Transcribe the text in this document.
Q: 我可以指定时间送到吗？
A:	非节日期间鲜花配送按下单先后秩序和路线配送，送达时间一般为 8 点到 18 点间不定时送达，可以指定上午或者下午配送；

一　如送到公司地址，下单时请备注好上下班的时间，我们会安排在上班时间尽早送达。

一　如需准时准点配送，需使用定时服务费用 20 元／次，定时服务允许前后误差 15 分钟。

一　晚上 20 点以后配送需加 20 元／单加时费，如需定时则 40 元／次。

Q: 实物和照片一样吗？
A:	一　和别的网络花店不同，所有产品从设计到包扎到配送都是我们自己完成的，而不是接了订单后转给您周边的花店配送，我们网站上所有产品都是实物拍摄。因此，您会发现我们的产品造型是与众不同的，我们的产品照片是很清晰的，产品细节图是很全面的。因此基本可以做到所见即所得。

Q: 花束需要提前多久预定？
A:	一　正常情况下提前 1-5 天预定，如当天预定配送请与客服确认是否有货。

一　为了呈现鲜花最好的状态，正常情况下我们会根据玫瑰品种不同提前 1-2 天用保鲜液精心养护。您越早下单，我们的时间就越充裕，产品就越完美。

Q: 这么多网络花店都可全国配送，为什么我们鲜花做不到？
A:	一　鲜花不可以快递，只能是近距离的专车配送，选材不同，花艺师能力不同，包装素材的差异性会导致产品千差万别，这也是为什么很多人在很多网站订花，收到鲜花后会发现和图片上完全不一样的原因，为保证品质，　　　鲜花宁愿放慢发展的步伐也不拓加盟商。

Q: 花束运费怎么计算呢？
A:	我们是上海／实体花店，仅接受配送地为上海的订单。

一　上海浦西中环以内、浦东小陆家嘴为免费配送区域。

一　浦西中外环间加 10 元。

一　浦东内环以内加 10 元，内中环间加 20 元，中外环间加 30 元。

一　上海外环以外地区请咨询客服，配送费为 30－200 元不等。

------------------------------------

**Work required:**
Each record above should be output again exactly.

**Exercise output:**
Transcribe the text in this document.
Q: 我可以指定时间送到吗？
A:	非节日期间鲜花配送按下单先后秩序和路线配送，送达时间一般为 8 点到 18 点间不定时送达，可以指定上午或者下午配送；

一　如送到公司地址，下单时请备注好上下班的时间，我们会安排在上班时间尽早送达。

一　如需准时准点配送，需使用定时服务费用 20 元／次，定时服务允许前后误差 15 分钟。

一　晚上 20 点以后配送需加 20 元／单加时费，如需定时则 40 元／次。

Q: 实物和照片一样吗？
A:	一　和别的网络花店不同，所有产品从设计到包扎到配送都是我们自己完成的，而不是接了订单后转给您周边的花店配送，我们网站上所有产品都是实物拍摄。因此，您会发现我们的产品造型是与众不同的，我们的产品照片是很清晰的，产品细节图是很全面的。因此基本可以做到所见即所得。

Q: 花束需要提前多久预定？
A:	一　正常情况下提前 1-5 天预定，如当天预定配送请与客服确认是否有货。

一　为了呈现鲜花最好的状态，正常情况下我们会根据玫瑰品种不同提前 1-2 天用保鲜液精心养护。您越早下单，我们的时间就越充裕，产品就越完美。

Q: 这么多网络花店都可全国配送，为什么我们鲜花做不到？
A:	一　鲜花不可以快递，只能是近距离的专车配送，选材不同，花艺师能力不同，包装素材的差异性会导致产品千差万别，这也是为什么很多人在很多网站订花，收到鲜花后会发现和图片上完全不一样的原因，为保证品质，　　　鲜花宁愿放慢发展的步伐也不拓加盟商。

Q: 花束运费怎么计算呢？
A:	我们是上海／实体花店，仅接受配送地为上海的订单。

一　上海浦西中环以内、浦东小陆家嘴为免费配送区域。

一　浦西中外环间加 10 元。

一　浦东内环以内加 10 元，内中环间加 20 元，中外环间加 30 元。

一　上海外环以外地区请咨询客服，配送费为 30－200 元不等。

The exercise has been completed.